## REQUIRED WORK
Return every entry exactly as written.

........

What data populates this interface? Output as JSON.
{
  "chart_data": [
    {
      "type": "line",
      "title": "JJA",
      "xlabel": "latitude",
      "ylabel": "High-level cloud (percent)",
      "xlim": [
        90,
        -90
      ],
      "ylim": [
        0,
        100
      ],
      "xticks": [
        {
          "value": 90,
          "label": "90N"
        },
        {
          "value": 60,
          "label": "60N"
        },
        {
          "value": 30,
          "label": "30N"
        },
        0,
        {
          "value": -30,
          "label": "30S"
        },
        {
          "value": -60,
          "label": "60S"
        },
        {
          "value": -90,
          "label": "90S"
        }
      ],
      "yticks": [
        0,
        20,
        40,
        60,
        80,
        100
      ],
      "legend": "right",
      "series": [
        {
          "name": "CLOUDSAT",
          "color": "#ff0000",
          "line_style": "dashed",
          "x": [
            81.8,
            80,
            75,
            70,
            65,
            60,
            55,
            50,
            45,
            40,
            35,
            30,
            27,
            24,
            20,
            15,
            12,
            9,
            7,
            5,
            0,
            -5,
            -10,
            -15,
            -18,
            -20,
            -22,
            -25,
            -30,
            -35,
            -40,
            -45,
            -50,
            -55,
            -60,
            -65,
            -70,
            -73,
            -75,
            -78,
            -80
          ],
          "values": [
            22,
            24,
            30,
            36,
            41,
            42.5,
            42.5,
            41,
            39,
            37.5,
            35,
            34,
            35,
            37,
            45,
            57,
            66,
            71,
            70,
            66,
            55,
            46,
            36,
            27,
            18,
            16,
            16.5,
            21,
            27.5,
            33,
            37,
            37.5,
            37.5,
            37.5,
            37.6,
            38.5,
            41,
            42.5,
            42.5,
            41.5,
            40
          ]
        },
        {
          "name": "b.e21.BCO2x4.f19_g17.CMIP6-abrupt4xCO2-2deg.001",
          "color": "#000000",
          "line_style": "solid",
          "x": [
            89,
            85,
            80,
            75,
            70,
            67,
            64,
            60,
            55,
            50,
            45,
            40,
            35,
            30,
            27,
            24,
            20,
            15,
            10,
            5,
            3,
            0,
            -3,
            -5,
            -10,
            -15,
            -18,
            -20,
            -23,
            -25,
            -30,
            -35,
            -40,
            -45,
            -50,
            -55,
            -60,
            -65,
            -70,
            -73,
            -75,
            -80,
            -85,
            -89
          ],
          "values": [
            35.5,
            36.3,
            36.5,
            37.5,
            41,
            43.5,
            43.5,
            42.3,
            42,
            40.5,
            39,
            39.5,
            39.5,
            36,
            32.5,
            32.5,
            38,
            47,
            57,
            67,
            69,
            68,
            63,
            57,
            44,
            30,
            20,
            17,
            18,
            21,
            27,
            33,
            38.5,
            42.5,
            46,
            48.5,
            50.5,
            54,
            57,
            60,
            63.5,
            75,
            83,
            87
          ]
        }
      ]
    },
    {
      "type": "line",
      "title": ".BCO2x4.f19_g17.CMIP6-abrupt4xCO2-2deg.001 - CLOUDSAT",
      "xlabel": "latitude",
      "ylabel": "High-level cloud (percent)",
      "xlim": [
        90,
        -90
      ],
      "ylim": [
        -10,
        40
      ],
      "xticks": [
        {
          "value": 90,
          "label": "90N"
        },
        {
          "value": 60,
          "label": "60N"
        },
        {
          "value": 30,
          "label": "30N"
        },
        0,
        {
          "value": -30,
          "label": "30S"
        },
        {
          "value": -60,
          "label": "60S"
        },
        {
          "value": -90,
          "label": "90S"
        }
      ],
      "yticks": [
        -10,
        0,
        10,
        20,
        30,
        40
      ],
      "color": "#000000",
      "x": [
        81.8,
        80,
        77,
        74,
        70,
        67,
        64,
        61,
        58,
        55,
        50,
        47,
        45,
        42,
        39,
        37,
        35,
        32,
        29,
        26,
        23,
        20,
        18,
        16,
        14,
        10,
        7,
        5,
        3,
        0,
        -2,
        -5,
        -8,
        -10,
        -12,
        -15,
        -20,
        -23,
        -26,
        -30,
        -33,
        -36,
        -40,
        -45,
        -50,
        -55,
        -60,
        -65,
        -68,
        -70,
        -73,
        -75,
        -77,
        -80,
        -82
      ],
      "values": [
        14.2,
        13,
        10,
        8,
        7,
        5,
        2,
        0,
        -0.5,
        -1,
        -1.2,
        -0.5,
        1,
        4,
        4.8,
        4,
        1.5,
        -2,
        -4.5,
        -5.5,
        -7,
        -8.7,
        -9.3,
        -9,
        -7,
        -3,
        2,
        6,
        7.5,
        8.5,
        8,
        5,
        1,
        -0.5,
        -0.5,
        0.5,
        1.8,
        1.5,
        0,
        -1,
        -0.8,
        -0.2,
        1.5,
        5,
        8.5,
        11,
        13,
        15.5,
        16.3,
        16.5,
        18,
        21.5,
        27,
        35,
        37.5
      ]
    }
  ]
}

........

## EXERCISE SOLUTION
What data populates this interface? Output as JSON.
{
  "chart_data": [
    {
      "type": "line",
      "title": "JJA",
      "xlabel": "latitude",
      "ylabel": "High-level cloud (percent)",
      "xlim": [
        90,
        -90
      ],
      "ylim": [
        0,
        100
      ],
      "xticks": [
        {
          "value": 90,
          "label": "90N"
        },
        {
          "value": 60,
          "label": "60N"
        },
        {
          "value": 30,
          "label": "30N"
        },
        0,
        {
          "value": -30,
          "label": "30S"
        },
        {
          "value": -60,
          "label": "60S"
        },
        {
          "value": -90,
          "label": "90S"
        }
      ],
      "yticks": [
        0,
        20,
        40,
        60,
        80,
        100
      ],
      "legend": "right",
      "series": [
        {
          "name": "CLOUDSAT",
          "color": "#ff0000",
          "line_style": "dashed",
          "x": [
            81.8,
            80,
            75,
            70,
            65,
            60,
            55,
            50,
            45,
            40,
            35,
            30,
            27,
            24,
            20,
            15,
            12,
            9,
            7,
            5,
            0,
            -5,
            -10,
            -15,
            -18,
            -20,
            -22,
            -25,
            -30,
            -35,
            -40,
            -45,
            -50,
            -55,
            -60,
            -65,
            -70,
            -73,
            -75,
            -78,
            -80
          ],
          "values": [
            22,
            24,
            30,
            36,
            41,
            42.5,
            42.5,
            41,
            39,
            37.5,
            35,
            34,
            35,
            37,
            45,
            57,
            66,
            71,
            70,
            66,
            55,
            46,
            36,
            27,
            18,
            16,
            16.5,
            21,
            27.5,
            33,
            37,
            37.5,
            37.5,
            37.5,
            37.6,
            38.5,
            41,
            42.5,
            42.5,
            41.5,
            40
          ]
        },
        {
          "name": "b.e21.BCO2x4.f19_g17.CMIP6-abrupt4xCO2-2deg.001",
          "color": "#000000",
          "line_style": "solid",
          "x": [
            89,
            85,
            80,
            75,
            70,
            67,
            64,
            60,
            55,
            50,
            45,
            40,
            35,
            30,
            27,
            24,
            20,
            15,
            10,
            5,
            3,
            0,
            -3,
            -5,
            -10,
            -15,
            -18,
            -20,
            -23,
            -25,
            -30,
            -35,
            -40,
            -45,
            -50,
            -55,
            -60,
            -65,
            -70,
            -73,
            -75,
            -80,
            -85,
            -89
          ],
          "values": [
            35.5,
            36.3,
            36.5,
            37.5,
            41,
            43.5,
            43.5,
            42.3,
            42,
            40.5,
            39,
            39.5,
            39.5,
            36,
            32.5,
            32.5,
            38,
            47,
            57,
            67,
            69,
            68,
            63,
            57,
            44,
            30,
            20,
            17,
            18,
            21,
            27,
            33,
            38.5,
            42.5,
            46,
            48.5,
            50.5,
            54,
            57,
            60,
            63.5,
            75,
            83,
            87
          ]
        }
      ]
    },
    {
      "type": "line",
      "title": ".BCO2x4.f19_g17.CMIP6-abrupt4xCO2-2deg.001 - CLOUDSAT",
      "xlabel": "latitude",
      "ylabel": "High-level cloud (percent)",
      "xlim": [
        90,
        -90
      ],
      "ylim": [
        -10,
        40
      ],
      "xticks": [
        {
          "value": 90,
          "label": "90N"
        },
        {
          "value": 60,
          "label": "60N"
        },
        {
          "value": 30,
          "label": "30N"
        },
        0,
        {
          "value": -30,
          "label": "30S"
        },
        {
          "value": -60,
          "label": "60S"
        },
        {
          "value": -90,
          "label": "90S"
        }
      ],
      "yticks": [
        -10,
        0,
        10,
        20,
        30,
        40
      ],
      "color": "#000000",
      "x": [
        81.8,
        80,
        77,
        74,
        70,
        67,
        64,
        61,
        58,
        55,
        50,
        47,
        45,
        42,
        39,
        37,
        35,
        32,
        29,
        26,
        23,
        20,
        18,
        16,
        14,
        10,
        7,
        5,
        3,
        0,
        -2,
        -5,
        -8,
        -10,
        -12,
        -15,
        -20,
        -23,
        -26,
        -30,
        -33,
        -36,
        -40,
        -45,
        -50,
        -55,
        -60,
        -65,
        -68,
        -70,
        -73,
        -75,
        -77,
        -80,
        -82
      ],
      "values": [
        14.2,
        13,
        10,
        8,
        7,
        5,
        2,
        0,
        -0.5,
        -1,
        -1.2,
        -0.5,
        1,
        4,
        4.8,
        4,
        1.5,
        -2,
        -4.5,
        -5.5,
        -7,
        -8.7,
        -9.3,
        -9,
        -7,
        -3,
        2,
        6,
        7.5,
        8.5,
        8,
        5,
        1,
        -0.5,
        -0.5,
        0.5,
        1.8,
        1.5,
        0,
        -1,
        -0.8,
        -0.2,
        1.5,
        5,
        8.5,
        11,
        13,
        15.5,
        16.3,
        16.5,
        18,
        21.5,
        27,
        35,
        37.5
      ]
    }
  ]
}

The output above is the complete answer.